* The problem *
Can you retype every record below exactly as written?

* Records supplied *
———
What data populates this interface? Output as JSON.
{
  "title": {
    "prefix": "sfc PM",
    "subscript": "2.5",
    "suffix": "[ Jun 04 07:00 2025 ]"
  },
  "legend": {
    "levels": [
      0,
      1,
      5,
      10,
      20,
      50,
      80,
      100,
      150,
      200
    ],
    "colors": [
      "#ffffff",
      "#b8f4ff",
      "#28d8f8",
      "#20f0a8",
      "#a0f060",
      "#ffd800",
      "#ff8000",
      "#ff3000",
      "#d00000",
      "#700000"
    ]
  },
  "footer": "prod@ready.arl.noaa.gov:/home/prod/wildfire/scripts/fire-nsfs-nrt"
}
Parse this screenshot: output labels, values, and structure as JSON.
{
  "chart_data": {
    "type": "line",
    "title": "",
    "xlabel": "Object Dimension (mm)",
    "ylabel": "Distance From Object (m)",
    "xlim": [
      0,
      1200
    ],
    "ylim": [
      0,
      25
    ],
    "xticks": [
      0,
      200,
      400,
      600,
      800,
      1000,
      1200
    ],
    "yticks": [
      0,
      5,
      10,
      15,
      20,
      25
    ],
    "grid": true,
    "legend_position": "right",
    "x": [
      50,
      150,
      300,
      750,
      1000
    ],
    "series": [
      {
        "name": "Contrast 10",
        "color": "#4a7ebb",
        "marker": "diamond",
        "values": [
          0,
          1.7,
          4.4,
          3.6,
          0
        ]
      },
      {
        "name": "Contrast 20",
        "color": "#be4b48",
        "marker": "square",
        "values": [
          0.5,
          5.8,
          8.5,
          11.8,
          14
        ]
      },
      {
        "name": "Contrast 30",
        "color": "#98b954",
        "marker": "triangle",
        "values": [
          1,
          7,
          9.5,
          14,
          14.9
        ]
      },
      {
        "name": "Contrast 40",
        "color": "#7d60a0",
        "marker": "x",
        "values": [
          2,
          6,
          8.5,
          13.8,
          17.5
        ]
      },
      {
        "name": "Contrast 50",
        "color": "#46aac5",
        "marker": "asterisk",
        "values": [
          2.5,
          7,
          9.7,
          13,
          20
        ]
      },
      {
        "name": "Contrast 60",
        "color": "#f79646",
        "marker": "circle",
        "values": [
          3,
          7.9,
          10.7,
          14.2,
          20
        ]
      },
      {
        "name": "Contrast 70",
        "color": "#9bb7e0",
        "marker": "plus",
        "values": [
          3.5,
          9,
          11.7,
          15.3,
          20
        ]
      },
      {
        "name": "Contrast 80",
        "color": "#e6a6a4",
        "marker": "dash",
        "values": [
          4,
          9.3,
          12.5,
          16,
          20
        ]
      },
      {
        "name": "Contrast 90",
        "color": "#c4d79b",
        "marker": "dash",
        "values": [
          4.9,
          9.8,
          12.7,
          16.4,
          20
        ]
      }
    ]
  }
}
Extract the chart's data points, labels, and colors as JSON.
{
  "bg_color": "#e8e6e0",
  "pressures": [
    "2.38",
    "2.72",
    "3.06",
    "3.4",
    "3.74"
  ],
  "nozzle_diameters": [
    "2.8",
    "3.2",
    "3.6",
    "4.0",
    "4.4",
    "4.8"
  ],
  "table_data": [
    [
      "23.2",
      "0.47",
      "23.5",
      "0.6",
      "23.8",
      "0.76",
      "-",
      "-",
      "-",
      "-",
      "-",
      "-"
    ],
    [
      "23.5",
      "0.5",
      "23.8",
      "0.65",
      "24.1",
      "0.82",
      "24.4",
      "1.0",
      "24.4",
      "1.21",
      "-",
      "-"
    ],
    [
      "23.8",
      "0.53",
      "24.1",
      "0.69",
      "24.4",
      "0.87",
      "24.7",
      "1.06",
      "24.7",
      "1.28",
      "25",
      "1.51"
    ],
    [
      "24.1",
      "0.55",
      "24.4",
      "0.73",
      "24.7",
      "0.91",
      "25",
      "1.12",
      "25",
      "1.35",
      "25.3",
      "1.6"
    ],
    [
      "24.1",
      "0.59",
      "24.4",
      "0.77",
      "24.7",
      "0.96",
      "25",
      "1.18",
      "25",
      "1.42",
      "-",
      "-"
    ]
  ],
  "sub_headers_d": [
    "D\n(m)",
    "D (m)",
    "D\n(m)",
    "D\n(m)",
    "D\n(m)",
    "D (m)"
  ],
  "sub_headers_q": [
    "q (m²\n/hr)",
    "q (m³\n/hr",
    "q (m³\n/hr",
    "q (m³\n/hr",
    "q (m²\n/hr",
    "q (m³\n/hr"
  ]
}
———
* Task output *
What data populates this interface? Output as JSON.
{
  "title": {
    "prefix": "sfc PM",
    "subscript": "2.5",
    "suffix": "[ Jun 04 07:00 2025 ]"
  },
  "legend": {
    "levels": [
      0,
      1,
      5,
      10,
      20,
      50,
      80,
      100,
      150,
      200
    ],
    "colors": [
      "#ffffff",
      "#b8f4ff",
      "#28d8f8",
      "#20f0a8",
      "#a0f060",
      "#ffd800",
      "#ff8000",
      "#ff3000",
      "#d00000",
      "#700000"
    ]
  },
  "footer": "prod@ready.arl.noaa.gov:/home/prod/wildfire/scripts/fire-nsfs-nrt"
}
Parse this screenshot: output labels, values, and structure as JSON.
{
  "chart_data": {
    "type": "line",
    "title": "",
    "xlabel": "Object Dimension (mm)",
    "ylabel": "Distance From Object (m)",
    "xlim": [
      0,
      1200
    ],
    "ylim": [
      0,
      25
    ],
    "xticks": [
      0,
      200,
      400,
      600,
      800,
      1000,
      1200
    ],
    "yticks": [
      0,
      5,
      10,
      15,
      20,
      25
    ],
    "grid": true,
    "legend_position": "right",
    "x": [
      50,
      150,
      300,
      750,
      1000
    ],
    "series": [
      {
        "name": "Contrast 10",
        "color": "#4a7ebb",
        "marker": "diamond",
        "values": [
          0,
          1.7,
          4.4,
          3.6,
          0
        ]
      },
      {
        "name": "Contrast 20",
        "color": "#be4b48",
        "marker": "square",
        "values": [
          0.5,
          5.8,
          8.5,
          11.8,
          14
        ]
      },
      {
        "name": "Contrast 30",
        "color": "#98b954",
        "marker": "triangle",
        "values": [
          1,
          7,
          9.5,
          14,
          14.9
        ]
      },
      {
        "name": "Contrast 40",
        "color": "#7d60a0",
        "marker": "x",
        "values": [
          2,
          6,
          8.5,
          13.8,
          17.5
        ]
      },
      {
        "name": "Contrast 50",
        "color": "#46aac5",
        "marker": "asterisk",
        "values": [
          2.5,
          7,
          9.7,
          13,
          20
        ]
      },
      {
        "name": "Contrast 60",
        "color": "#f79646",
        "marker": "circle",
        "values": [
          3,
          7.9,
          10.7,
          14.2,
          20
        ]
      },
      {
        "name": "Contrast 70",
        "color": "#9bb7e0",
        "marker": "plus",
        "values": [
          3.5,
          9,
          11.7,
          15.3,
          20
        ]
      },
      {
        "name": "Contrast 80",
        "color": "#e6a6a4",
        "marker": "dash",
        "values": [
          4,
          9.3,
          12.5,
          16,
          20
        ]
      },
      {
        "name": "Contrast 90",
        "color": "#c4d79b",
        "marker": "dash",
        "values": [
          4.9,
          9.8,
          12.7,
          16.4,
          20
        ]
      }
    ]
  }
}
Extract the chart's data points, labels, and colors as JSON.
{
  "bg_color": "#e8e6e0",
  "pressures": [
    "2.38",
    "2.72",
    "3.06",
    "3.4",
    "3.74"
  ],
  "nozzle_diameters": [
    "2.8",
    "3.2",
    "3.6",
    "4.0",
    "4.4",
    "4.8"
  ],
  "table_data": [
    [
      "23.2",
      "0.47",
      "23.5",
      "0.6",
      "23.8",
      "0.76",
      "-",
      "-",
      "-",
      "-",
      "-",
      "-"
    ],
    [
      "23.5",
      "0.5",
      "23.8",
      "0.65",
      "24.1",
      "0.82",
      "24.4",
      "1.0",
      "24.4",
      "1.21",
      "-",
      "-"
    ],
    [
      "23.8",
      "0.53",
      "24.1",
      "0.69",
      "24.4",
      "0.87",
      "24.7",
      "1.06",
      "24.7",
      "1.28",
      "25",
      "1.51"
    ],
    [
      "24.1",
      "0.55",
      "24.4",
      "0.73",
      "24.7",
      "0.91",
      "25",
      "1.12",
      "25",
      "1.35",
      "25.3",
      "1.6"
    ],
    [
      "24.1",
      "0.59",
      "24.4",
      "0.77",
      "24.7",
      "0.96",
      "25",
      "1.18",
      "25",
      "1.42",
      "-",
      "-"
    ]
  ],
  "sub_headers_d": [
    "D\n(m)",
    "D (m)",
    "D\n(m)",
    "D\n(m)",
    "D\n(m)",
    "D (m)"
  ],
  "sub_headers_q": [
    "q (m²\n/hr)",
    "q (m³\n/hr",
    "q (m³\n/hr",
    "q (m³\n/hr",
    "q (m²\n/hr",
    "q (m³\n/hr"
  ]
}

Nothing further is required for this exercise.